- Items from a figure collection:

+--

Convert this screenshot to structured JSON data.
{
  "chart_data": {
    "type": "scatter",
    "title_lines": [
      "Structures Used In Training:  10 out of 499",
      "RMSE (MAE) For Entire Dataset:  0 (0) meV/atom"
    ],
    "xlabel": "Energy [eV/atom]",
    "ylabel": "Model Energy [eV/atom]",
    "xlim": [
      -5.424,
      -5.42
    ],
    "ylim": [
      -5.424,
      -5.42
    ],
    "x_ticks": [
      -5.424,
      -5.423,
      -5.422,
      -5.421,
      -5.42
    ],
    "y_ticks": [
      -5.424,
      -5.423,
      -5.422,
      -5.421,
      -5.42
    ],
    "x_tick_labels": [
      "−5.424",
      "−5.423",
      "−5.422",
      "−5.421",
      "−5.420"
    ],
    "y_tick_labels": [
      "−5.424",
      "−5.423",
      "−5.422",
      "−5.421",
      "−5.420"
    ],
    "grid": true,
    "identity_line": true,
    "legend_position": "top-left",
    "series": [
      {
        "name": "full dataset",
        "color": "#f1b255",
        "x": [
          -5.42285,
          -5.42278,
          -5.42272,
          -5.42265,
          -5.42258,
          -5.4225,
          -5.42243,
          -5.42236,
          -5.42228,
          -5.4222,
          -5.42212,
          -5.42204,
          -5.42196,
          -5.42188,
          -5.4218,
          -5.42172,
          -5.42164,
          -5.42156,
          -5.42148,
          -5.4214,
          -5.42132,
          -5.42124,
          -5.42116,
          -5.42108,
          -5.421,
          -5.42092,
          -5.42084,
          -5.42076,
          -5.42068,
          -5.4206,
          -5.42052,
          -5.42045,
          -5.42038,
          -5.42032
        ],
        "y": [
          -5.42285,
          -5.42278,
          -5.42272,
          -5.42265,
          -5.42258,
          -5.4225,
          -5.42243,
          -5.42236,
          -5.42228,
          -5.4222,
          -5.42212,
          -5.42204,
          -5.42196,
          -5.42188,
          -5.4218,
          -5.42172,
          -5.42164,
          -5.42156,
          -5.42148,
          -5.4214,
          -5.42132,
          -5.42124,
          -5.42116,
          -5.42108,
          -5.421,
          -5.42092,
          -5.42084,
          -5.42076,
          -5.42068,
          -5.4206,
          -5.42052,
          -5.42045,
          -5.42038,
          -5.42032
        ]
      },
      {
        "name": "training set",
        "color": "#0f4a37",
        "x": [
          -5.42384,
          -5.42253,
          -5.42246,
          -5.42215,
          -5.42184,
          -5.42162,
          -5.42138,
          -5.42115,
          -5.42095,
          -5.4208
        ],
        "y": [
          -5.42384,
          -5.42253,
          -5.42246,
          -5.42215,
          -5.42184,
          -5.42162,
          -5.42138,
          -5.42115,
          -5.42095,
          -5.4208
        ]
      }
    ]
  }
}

+--

- Request: Retype the listing. Match it exactly.

- The response:
Convert this screenshot to structured JSON data.
{
  "chart_data": {
    "type": "scatter",
    "title_lines": [
      "Structures Used In Training:  10 out of 499",
      "RMSE (MAE) For Entire Dataset:  0 (0) meV/atom"
    ],
    "xlabel": "Energy [eV/atom]",
    "ylabel": "Model Energy [eV/atom]",
    "xlim": [
      -5.424,
      -5.42
    ],
    "ylim": [
      -5.424,
      -5.42
    ],
    "x_ticks": [
      -5.424,
      -5.423,
      -5.422,
      -5.421,
      -5.42
    ],
    "y_ticks": [
      -5.424,
      -5.423,
      -5.422,
      -5.421,
      -5.42
    ],
    "x_tick_labels": [
      "−5.424",
      "−5.423",
      "−5.422",
      "−5.421",
      "−5.420"
    ],
    "y_tick_labels": [
      "−5.424",
      "−5.423",
      "−5.422",
      "−5.421",
      "−5.420"
    ],
    "grid": true,
    "identity_line": true,
    "legend_position": "top-left",
    "series": [
      {
        "name": "full dataset",
        "color": "#f1b255",
        "x": [
          -5.42285,
          -5.42278,
          -5.42272,
          -5.42265,
          -5.42258,
          -5.4225,
          -5.42243,
          -5.42236,
          -5.42228,
          -5.4222,
          -5.42212,
          -5.42204,
          -5.42196,
          -5.42188,
          -5.4218,
          -5.42172,
          -5.42164,
          -5.42156,
          -5.42148,
          -5.4214,
          -5.42132,
          -5.42124,
          -5.42116,
          -5.42108,
          -5.421,
          -5.42092,
          -5.42084,
          -5.42076,
          -5.42068,
          -5.4206,
          -5.42052,
          -5.42045,
          -5.42038,
          -5.42032
        ],
        "y": [
          -5.42285,
          -5.42278,
          -5.42272,
          -5.42265,
          -5.42258,
          -5.4225,
          -5.42243,
          -5.42236,
          -5.42228,
          -5.4222,
          -5.42212,
          -5.42204,
          -5.42196,
          -5.42188,
          -5.4218,
          -5.42172,
          -5.42164,
          -5.42156,
          -5.42148,
          -5.4214,
          -5.42132,
          -5.42124,
          -5.42116,
          -5.42108,
          -5.421,
          -5.42092,
          -5.42084,
          -5.42076,
          -5.42068,
          -5.4206,
          -5.42052,
          -5.42045,
          -5.42038,
          -5.42032
        ]
      },
      {
        "name": "training set",
        "color": "#0f4a37",
        "x": [
          -5.42384,
          -5.42253,
          -5.42246,
          -5.42215,
          -5.42184,
          -5.42162,
          -5.42138,
          -5.42115,
          -5.42095,
          -5.4208
        ],
        "y": [
          -5.42384,
          -5.42253,
          -5.42246,
          -5.42215,
          -5.42184,
          -5.42162,
          -5.42138,
          -5.42115,
          -5.42095,
          -5.4208
        ]
      }
    ]
  }
}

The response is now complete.